►
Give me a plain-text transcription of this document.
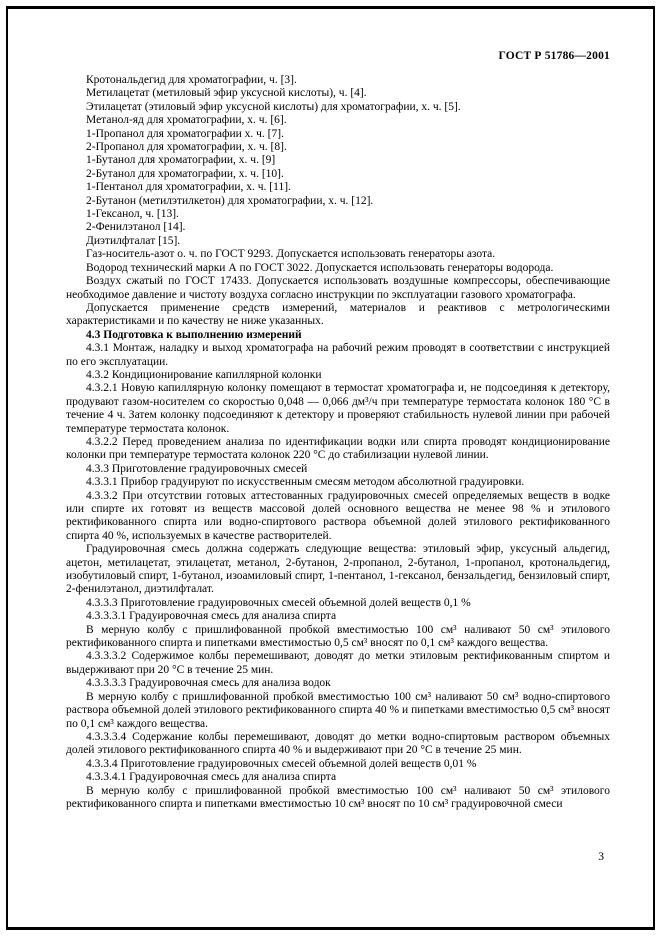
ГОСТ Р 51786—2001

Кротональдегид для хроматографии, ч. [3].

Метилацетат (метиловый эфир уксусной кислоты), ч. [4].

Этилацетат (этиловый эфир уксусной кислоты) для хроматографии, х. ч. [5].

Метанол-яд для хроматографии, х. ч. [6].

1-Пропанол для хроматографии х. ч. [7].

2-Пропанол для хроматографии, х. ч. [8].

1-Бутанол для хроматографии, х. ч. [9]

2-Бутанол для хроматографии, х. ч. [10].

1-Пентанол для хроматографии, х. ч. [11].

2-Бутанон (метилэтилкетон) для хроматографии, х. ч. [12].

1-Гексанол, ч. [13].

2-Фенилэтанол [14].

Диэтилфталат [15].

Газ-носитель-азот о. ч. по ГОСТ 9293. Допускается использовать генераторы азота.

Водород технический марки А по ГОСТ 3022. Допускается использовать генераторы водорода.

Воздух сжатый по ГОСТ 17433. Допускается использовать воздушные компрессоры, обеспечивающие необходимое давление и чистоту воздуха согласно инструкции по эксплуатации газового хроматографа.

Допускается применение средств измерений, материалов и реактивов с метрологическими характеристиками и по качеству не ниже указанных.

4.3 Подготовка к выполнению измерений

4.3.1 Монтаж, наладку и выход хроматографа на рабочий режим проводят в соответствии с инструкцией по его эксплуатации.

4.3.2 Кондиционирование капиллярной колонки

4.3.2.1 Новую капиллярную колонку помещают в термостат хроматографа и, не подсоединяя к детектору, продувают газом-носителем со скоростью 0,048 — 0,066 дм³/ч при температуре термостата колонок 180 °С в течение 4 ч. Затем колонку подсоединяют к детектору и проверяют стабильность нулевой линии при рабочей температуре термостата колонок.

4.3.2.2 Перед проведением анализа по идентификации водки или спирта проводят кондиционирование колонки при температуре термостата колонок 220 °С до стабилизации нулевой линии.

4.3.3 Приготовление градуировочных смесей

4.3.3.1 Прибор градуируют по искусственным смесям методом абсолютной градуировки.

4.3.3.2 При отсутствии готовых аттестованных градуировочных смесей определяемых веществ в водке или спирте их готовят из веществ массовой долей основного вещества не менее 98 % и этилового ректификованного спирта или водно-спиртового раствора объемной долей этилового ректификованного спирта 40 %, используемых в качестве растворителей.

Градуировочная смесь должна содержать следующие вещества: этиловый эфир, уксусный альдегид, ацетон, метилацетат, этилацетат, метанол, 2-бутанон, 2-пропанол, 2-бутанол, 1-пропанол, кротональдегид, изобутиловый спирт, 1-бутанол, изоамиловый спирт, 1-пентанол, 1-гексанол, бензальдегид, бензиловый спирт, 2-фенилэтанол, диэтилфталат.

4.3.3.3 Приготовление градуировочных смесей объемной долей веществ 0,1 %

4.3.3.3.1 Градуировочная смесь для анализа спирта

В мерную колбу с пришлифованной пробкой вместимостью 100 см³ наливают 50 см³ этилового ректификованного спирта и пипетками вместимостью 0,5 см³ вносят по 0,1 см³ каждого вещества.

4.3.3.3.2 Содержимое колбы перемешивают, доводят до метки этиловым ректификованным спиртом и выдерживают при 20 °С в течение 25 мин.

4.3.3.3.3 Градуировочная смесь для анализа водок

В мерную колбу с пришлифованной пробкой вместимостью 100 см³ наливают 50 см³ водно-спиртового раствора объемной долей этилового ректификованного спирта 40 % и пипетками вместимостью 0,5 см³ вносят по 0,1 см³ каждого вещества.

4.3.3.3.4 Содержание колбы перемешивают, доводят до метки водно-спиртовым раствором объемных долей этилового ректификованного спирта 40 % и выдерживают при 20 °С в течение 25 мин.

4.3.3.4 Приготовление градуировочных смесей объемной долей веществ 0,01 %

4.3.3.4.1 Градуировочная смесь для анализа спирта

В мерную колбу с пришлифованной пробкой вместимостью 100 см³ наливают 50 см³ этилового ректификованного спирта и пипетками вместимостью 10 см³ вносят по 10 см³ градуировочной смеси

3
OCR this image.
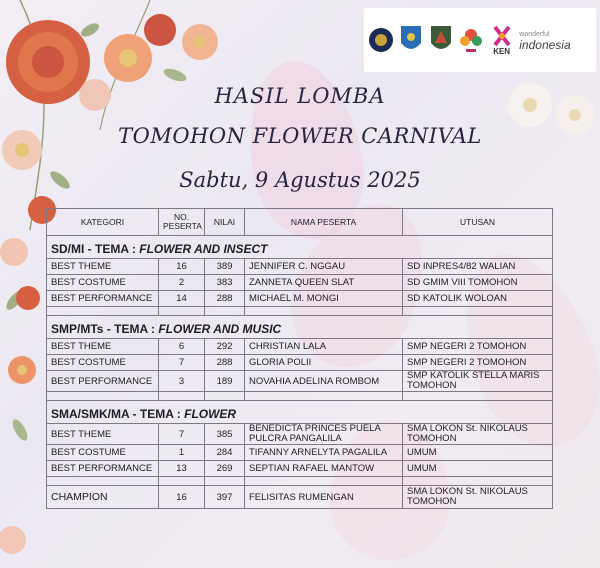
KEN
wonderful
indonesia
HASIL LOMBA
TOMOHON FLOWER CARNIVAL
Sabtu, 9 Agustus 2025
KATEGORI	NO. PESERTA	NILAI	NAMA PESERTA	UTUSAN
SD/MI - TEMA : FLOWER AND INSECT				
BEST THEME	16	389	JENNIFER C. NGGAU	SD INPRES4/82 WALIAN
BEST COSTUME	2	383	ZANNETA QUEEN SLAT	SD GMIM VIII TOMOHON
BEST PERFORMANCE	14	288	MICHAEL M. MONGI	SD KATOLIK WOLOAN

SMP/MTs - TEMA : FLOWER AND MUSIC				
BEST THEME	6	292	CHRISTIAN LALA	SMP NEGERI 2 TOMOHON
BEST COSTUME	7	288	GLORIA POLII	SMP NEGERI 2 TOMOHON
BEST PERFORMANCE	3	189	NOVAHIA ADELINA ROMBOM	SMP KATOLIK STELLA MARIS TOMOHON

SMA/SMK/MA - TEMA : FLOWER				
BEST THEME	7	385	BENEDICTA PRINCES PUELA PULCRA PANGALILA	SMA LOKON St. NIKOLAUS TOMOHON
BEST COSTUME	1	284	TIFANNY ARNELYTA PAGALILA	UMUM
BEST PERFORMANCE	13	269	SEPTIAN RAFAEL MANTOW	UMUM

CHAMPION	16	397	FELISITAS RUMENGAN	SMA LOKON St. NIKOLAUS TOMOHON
◄
> _Given exercise_:
Identify each line of the material where the word "линии" shows up, and copy it.

> _Correct output_:
4.3.2.1 Новую капиллярную колонку помещают в термостат хроматографа и, не подсоединяя к детектору, продувают газом-носителем со скоростью 0,048 — 0,066 дм³/ч при температуре термостата колонок 180 °С в течение 4 ч. Затем колонку подсоединяют к детектору и проверяют стабильность нулевой линии при рабочей температуре термостата колонок.
4.3.2.2 Перед проведением анализа по идентификации водки или спирта проводят кондиционирование колонки при температуре термостата колонок 220 °С до стабилизации нулевой линии.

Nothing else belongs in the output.